◆ **JOB**: Transcribe the entries that follow exactly as they appear, minus pictures.

# Start of EXTRACTED RECORDS

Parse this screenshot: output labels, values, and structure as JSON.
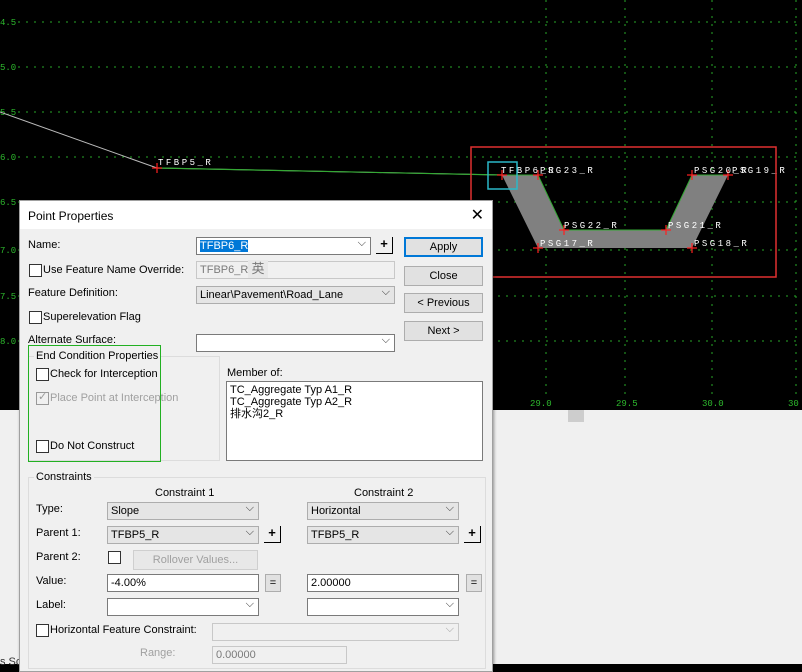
{
  "cad_view": {
    "y_labels": [
      "4.5",
      "5.0",
      "5.5",
      "6.0",
      "6.5",
      "7.0",
      "7.5",
      "8.0"
    ],
    "x_labels": [
      "29.0",
      "29.5",
      "30.0",
      "30"
    ],
    "point_labels": [
      "TFBP5_R",
      "TFBP6_R",
      "PSG23_R",
      "PSG20_R",
      "PSG19_R",
      "PSG22_R",
      "PSG21_R",
      "PSG17_R",
      "PSG18_R"
    ],
    "colors": {
      "background": "#000000",
      "grid": "#2db82d",
      "line": "#33a833",
      "marker": "#ff2020",
      "fill": "#808080",
      "highlight_red": "#e03030",
      "highlight_cyan": "#2ab8c8"
    }
  },
  "dialog": {
    "title": "Point Properties",
    "name_label": "Name:",
    "name_value": "TFBP6_R",
    "use_feature_override_label": "Use Feature Name Override:",
    "override_value": "TFBP6_R",
    "ime_char": "英",
    "feature_definition_label": "Feature Definition:",
    "feature_definition_value": "Linear\\Pavement\\Road_Lane",
    "superelevation_label": "Superelevation Flag",
    "alternate_surface_label": "Alternate Surface:",
    "alternate_surface_value": "",
    "buttons": {
      "apply": "Apply",
      "close": "Close",
      "previous": "< Previous",
      "next": "Next >"
    },
    "end_condition": {
      "title": "End Condition Properties",
      "check_interception": "Check for Interception",
      "place_point": "Place Point at Interception",
      "do_not_construct": "Do Not Construct"
    },
    "member_of": {
      "label": "Member of:",
      "items": [
        "TC_Aggregate Typ A1_R",
        "TC_Aggregate Typ A2_R",
        "排水沟2_R"
      ]
    },
    "constraints": {
      "title": "Constraints",
      "col1_header": "Constraint 1",
      "col2_header": "Constraint 2",
      "type_label": "Type:",
      "type1": "Slope",
      "type2": "Horizontal",
      "parent1_label": "Parent 1:",
      "parent1_c1": "TFBP5_R",
      "parent1_c2": "TFBP5_R",
      "parent2_label": "Parent 2:",
      "rollover_label": "Rollover Values...",
      "value_label": "Value:",
      "value1": "-4.00%",
      "value2": "2.00000",
      "eq_button": "=",
      "label_label": "Label:",
      "label1": "",
      "label2": "",
      "horizontal_feature_label": "Horizontal Feature Constraint:",
      "horizontal_feature_value": "",
      "range_label": "Range:",
      "range_value": "0.00000"
    }
  },
  "background_text": {
    "cutoff": "s Sc"
  }
}
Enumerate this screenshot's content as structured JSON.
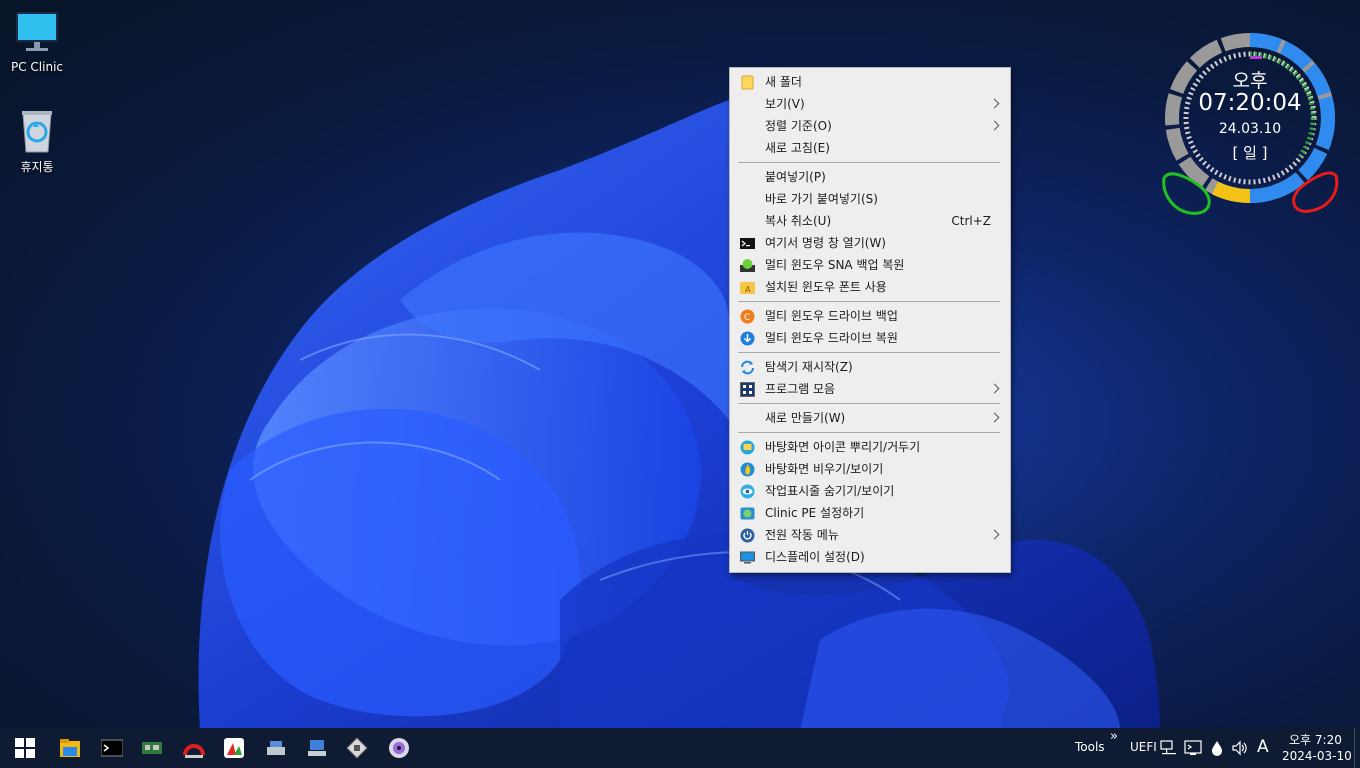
{
  "desktop": {
    "icons": [
      {
        "label": "PC Clinic",
        "icon": "monitor-icon"
      },
      {
        "label": "휴지통",
        "icon": "recycle-bin-icon"
      }
    ]
  },
  "context_menu": {
    "items": [
      {
        "label": "새 폴더",
        "icon": "folder-icon"
      },
      {
        "label": "보기(V)",
        "submenu": true
      },
      {
        "label": "정렬 기준(O)",
        "submenu": true
      },
      {
        "label": "새로 고침(E)"
      },
      {
        "label": "붙여넣기(P)"
      },
      {
        "label": "바로 가기 붙여넣기(S)"
      },
      {
        "label": "복사 취소(U)",
        "shortcut": "Ctrl+Z"
      },
      {
        "label": "여기서 명령 창 열기(W)",
        "icon": "cmd-icon"
      },
      {
        "label": "멀티 윈도우 SNA 백업 복원",
        "icon": "sna-restore-icon"
      },
      {
        "label": "설치된 윈도우 폰트 사용",
        "icon": "font-folder-icon"
      },
      {
        "label": "멀티 윈도우 드라이브 백업",
        "icon": "drive-backup-icon"
      },
      {
        "label": "멀티 윈도우 드라이브 복원",
        "icon": "drive-restore-icon"
      },
      {
        "label": "탐색기 재시작(Z)",
        "icon": "refresh-icon"
      },
      {
        "label": "프로그램 모음",
        "icon": "program-collection-icon",
        "submenu": true
      },
      {
        "label": "새로 만들기(W)",
        "submenu": true
      },
      {
        "label": "바탕화면 아이콘 뿌리기/거두기",
        "icon": "desktop-icons-icon"
      },
      {
        "label": "바탕화면 비우기/보이기",
        "icon": "fire-icon"
      },
      {
        "label": "작업표시줄 숨기기/보이기",
        "icon": "eye-icon"
      },
      {
        "label": "Clinic PE 설정하기",
        "icon": "settings-globe-icon"
      },
      {
        "label": "전원 작동 메뉴",
        "icon": "power-icon",
        "submenu": true
      },
      {
        "label": "디스플레이 설정(D)",
        "icon": "display-icon"
      }
    ]
  },
  "clock_widget": {
    "ampm": "오후",
    "time": "07:20:04",
    "date": "24.03.10",
    "weekday": "[ 일 ]"
  },
  "taskbar": {
    "pinned": [
      "start-icon",
      "file-explorer-icon",
      "terminal-icon",
      "hardware-card-icon",
      "speed-gauge-icon",
      "chart-app-icon",
      "drive-tools-icon",
      "network-icon",
      "disk-tool-icon",
      "cd-disc-icon"
    ],
    "tools_label": "Tools",
    "overflow_label": "»",
    "uefi_label": "UEFI",
    "ime_label": "A",
    "clock_time": "오후 7:20",
    "clock_date": "2024-03-10"
  },
  "colors": {
    "menu_bg": "#eeeeee",
    "taskbar_bg": "#0f1b33",
    "accent_blue": "#2f8bf0"
  }
}
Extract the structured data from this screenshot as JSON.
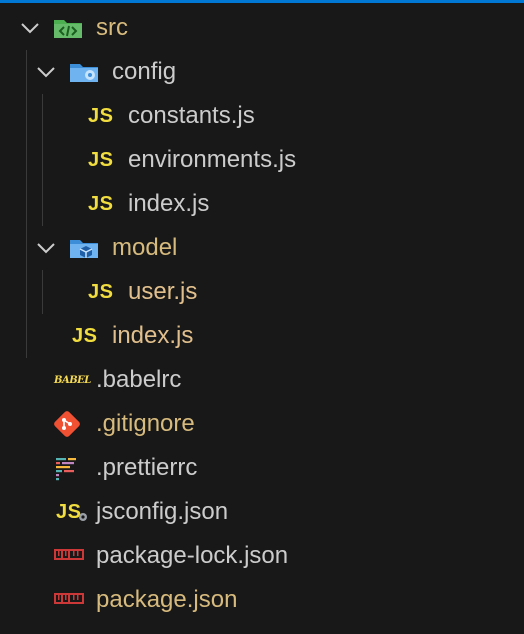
{
  "explorer": {
    "accent": "#0078d4",
    "items": [
      {
        "label": "src",
        "kind": "folder",
        "expanded": true,
        "icon": "folder-src-icon"
      },
      {
        "label": "config",
        "kind": "folder",
        "expanded": true,
        "icon": "folder-config-icon"
      },
      {
        "label": "constants.js",
        "kind": "file",
        "icon": "js-icon"
      },
      {
        "label": "environments.js",
        "kind": "file",
        "icon": "js-icon"
      },
      {
        "label": "index.js",
        "kind": "file",
        "icon": "js-icon"
      },
      {
        "label": "model",
        "kind": "folder",
        "expanded": true,
        "icon": "folder-model-icon"
      },
      {
        "label": "user.js",
        "kind": "file",
        "icon": "js-icon"
      },
      {
        "label": "index.js",
        "kind": "file",
        "icon": "js-icon"
      },
      {
        "label": ".babelrc",
        "kind": "file",
        "icon": "babel-icon",
        "icon_text": "BABEL"
      },
      {
        "label": ".gitignore",
        "kind": "file",
        "icon": "git-icon"
      },
      {
        "label": ".prettierrc",
        "kind": "file",
        "icon": "prettier-icon"
      },
      {
        "label": "jsconfig.json",
        "kind": "file",
        "icon": "jsconfig-icon",
        "icon_text": "JS"
      },
      {
        "label": "package-lock.json",
        "kind": "file",
        "icon": "npm-icon"
      },
      {
        "label": "package.json",
        "kind": "file",
        "icon": "npm-icon"
      }
    ],
    "js_icon_text": "JS",
    "colors": {
      "background": "#181818",
      "text": "#cccccc",
      "modified_text": "#d7ba7d",
      "js_icon": "#f1dd3f",
      "npm_icon": "#cb3837",
      "git_icon": "#f05133",
      "folder_src": "#4caf50",
      "folder_blue": "#42a5f5"
    }
  }
}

# End of EXTRACTED RECORDS

◆ **ANSWER FOR THIS EXERCISE**:
Parse this screenshot: output labels, values, and structure as JSON.
{
  "cad_view": {
    "y_labels": [
      "4.5",
      "5.0",
      "5.5",
      "6.0",
      "6.5",
      "7.0",
      "7.5",
      "8.0"
    ],
    "x_labels": [
      "29.0",
      "29.5",
      "30.0",
      "30"
    ],
    "point_labels": [
      "TFBP5_R",
      "TFBP6_R",
      "PSG23_R",
      "PSG20_R",
      "PSG19_R",
      "PSG22_R",
      "PSG21_R",
      "PSG17_R",
      "PSG18_R"
    ],
    "colors": {
      "background": "#000000",
      "grid": "#2db82d",
      "line": "#33a833",
      "marker": "#ff2020",
      "fill": "#808080",
      "highlight_red": "#e03030",
      "highlight_cyan": "#2ab8c8"
    }
  },
  "dialog": {
    "title": "Point Properties",
    "name_label": "Name:",
    "name_value": "TFBP6_R",
    "use_feature_override_label": "Use Feature Name Override:",
    "override_value": "TFBP6_R",
    "ime_char": "英",
    "feature_definition_label": "Feature Definition:",
    "feature_definition_value": "Linear\\Pavement\\Road_Lane",
    "superelevation_label": "Superelevation Flag",
    "alternate_surface_label": "Alternate Surface:",
    "alternate_surface_value": "",
    "buttons": {
      "apply": "Apply",
      "close": "Close",
      "previous": "< Previous",
      "next": "Next >"
    },
    "end_condition": {
      "title": "End Condition Properties",
      "check_interception": "Check for Interception",
      "place_point": "Place Point at Interception",
      "do_not_construct": "Do Not Construct"
    },
    "member_of": {
      "label": "Member of:",
      "items": [
        "TC_Aggregate Typ A1_R",
        "TC_Aggregate Typ A2_R",
        "排水沟2_R"
      ]
    },
    "constraints": {
      "title": "Constraints",
      "col1_header": "Constraint 1",
      "col2_header": "Constraint 2",
      "type_label": "Type:",
      "type1": "Slope",
      "type2": "Horizontal",
      "parent1_label": "Parent 1:",
      "parent1_c1": "TFBP5_R",
      "parent1_c2": "TFBP5_R",
      "parent2_label": "Parent 2:",
      "rollover_label": "Rollover Values...",
      "value_label": "Value:",
      "value1": "-4.00%",
      "value2": "2.00000",
      "eq_button": "=",
      "label_label": "Label:",
      "label1": "",
      "label2": "",
      "horizontal_feature_label": "Horizontal Feature Constraint:",
      "horizontal_feature_value": "",
      "range_label": "Range:",
      "range_value": "0.00000"
    }
  },
  "background_text": {
    "cutoff": "s Sc"
  }
}
Enumerate this screenshot's content as structured JSON.
{
  "desktop": {
    "icons": [
      {
        "label": "PC Clinic",
        "icon": "monitor-icon"
      },
      {
        "label": "휴지통",
        "icon": "recycle-bin-icon"
      }
    ]
  },
  "context_menu": {
    "items": [
      {
        "label": "새 폴더",
        "icon": "folder-icon"
      },
      {
        "label": "보기(V)",
        "submenu": true
      },
      {
        "label": "정렬 기준(O)",
        "submenu": true
      },
      {
        "label": "새로 고침(E)"
      },
      {
        "label": "붙여넣기(P)"
      },
      {
        "label": "바로 가기 붙여넣기(S)"
      },
      {
        "label": "복사 취소(U)",
        "shortcut": "Ctrl+Z"
      },
      {
        "label": "여기서 명령 창 열기(W)",
        "icon": "cmd-icon"
      },
      {
        "label": "멀티 윈도우 SNA 백업 복원",
        "icon": "sna-restore-icon"
      },
      {
        "label": "설치된 윈도우 폰트 사용",
        "icon": "font-folder-icon"
      },
      {
        "label": "멀티 윈도우 드라이브 백업",
        "icon": "drive-backup-icon"
      },
      {
        "label": "멀티 윈도우 드라이브 복원",
        "icon": "drive-restore-icon"
      },
      {
        "label": "탐색기 재시작(Z)",
        "icon": "refresh-icon"
      },
      {
        "label": "프로그램 모음",
        "icon": "program-collection-icon",
        "submenu": true
      },
      {
        "label": "새로 만들기(W)",
        "submenu": true
      },
      {
        "label": "바탕화면 아이콘 뿌리기/거두기",
        "icon": "desktop-icons-icon"
      },
      {
        "label": "바탕화면 비우기/보이기",
        "icon": "fire-icon"
      },
      {
        "label": "작업표시줄 숨기기/보이기",
        "icon": "eye-icon"
      },
      {
        "label": "Clinic PE 설정하기",
        "icon": "settings-globe-icon"
      },
      {
        "label": "전원 작동 메뉴",
        "icon": "power-icon",
        "submenu": true
      },
      {
        "label": "디스플레이 설정(D)",
        "icon": "display-icon"
      }
    ]
  },
  "clock_widget": {
    "ampm": "오후",
    "time": "07:20:04",
    "date": "24.03.10",
    "weekday": "[ 일 ]"
  },
  "taskbar": {
    "pinned": [
      "start-icon",
      "file-explorer-icon",
      "terminal-icon",
      "hardware-card-icon",
      "speed-gauge-icon",
      "chart-app-icon",
      "drive-tools-icon",
      "network-icon",
      "disk-tool-icon",
      "cd-disc-icon"
    ],
    "tools_label": "Tools",
    "overflow_label": "»",
    "uefi_label": "UEFI",
    "ime_label": "A",
    "clock_time": "오후 7:20",
    "clock_date": "2024-03-10"
  },
  "colors": {
    "menu_bg": "#eeeeee",
    "taskbar_bg": "#0f1b33",
    "accent_blue": "#2f8bf0"
  }
}
Extract the structured data from this screenshot as JSON.
{
  "explorer": {
    "accent": "#0078d4",
    "items": [
      {
        "label": "src",
        "kind": "folder",
        "expanded": true,
        "icon": "folder-src-icon"
      },
      {
        "label": "config",
        "kind": "folder",
        "expanded": true,
        "icon": "folder-config-icon"
      },
      {
        "label": "constants.js",
        "kind": "file",
        "icon": "js-icon"
      },
      {
        "label": "environments.js",
        "kind": "file",
        "icon": "js-icon"
      },
      {
        "label": "index.js",
        "kind": "file",
        "icon": "js-icon"
      },
      {
        "label": "model",
        "kind": "folder",
        "expanded": true,
        "icon": "folder-model-icon"
      },
      {
        "label": "user.js",
        "kind": "file",
        "icon": "js-icon"
      },
      {
        "label": "index.js",
        "kind": "file",
        "icon": "js-icon"
      },
      {
        "label": ".babelrc",
        "kind": "file",
        "icon": "babel-icon",
        "icon_text": "BABEL"
      },
      {
        "label": ".gitignore",
        "kind": "file",
        "icon": "git-icon"
      },
      {
        "label": ".prettierrc",
        "kind": "file",
        "icon": "prettier-icon"
      },
      {
        "label": "jsconfig.json",
        "kind": "file",
        "icon": "jsconfig-icon",
        "icon_text": "JS"
      },
      {
        "label": "package-lock.json",
        "kind": "file",
        "icon": "npm-icon"
      },
      {
        "label": "package.json",
        "kind": "file",
        "icon": "npm-icon"
      }
    ],
    "js_icon_text": "JS",
    "colors": {
      "background": "#181818",
      "text": "#cccccc",
      "modified_text": "#d7ba7d",
      "js_icon": "#f1dd3f",
      "npm_icon": "#cb3837",
      "git_icon": "#f05133",
      "folder_src": "#4caf50",
      "folder_blue": "#42a5f5"
    }
  }
}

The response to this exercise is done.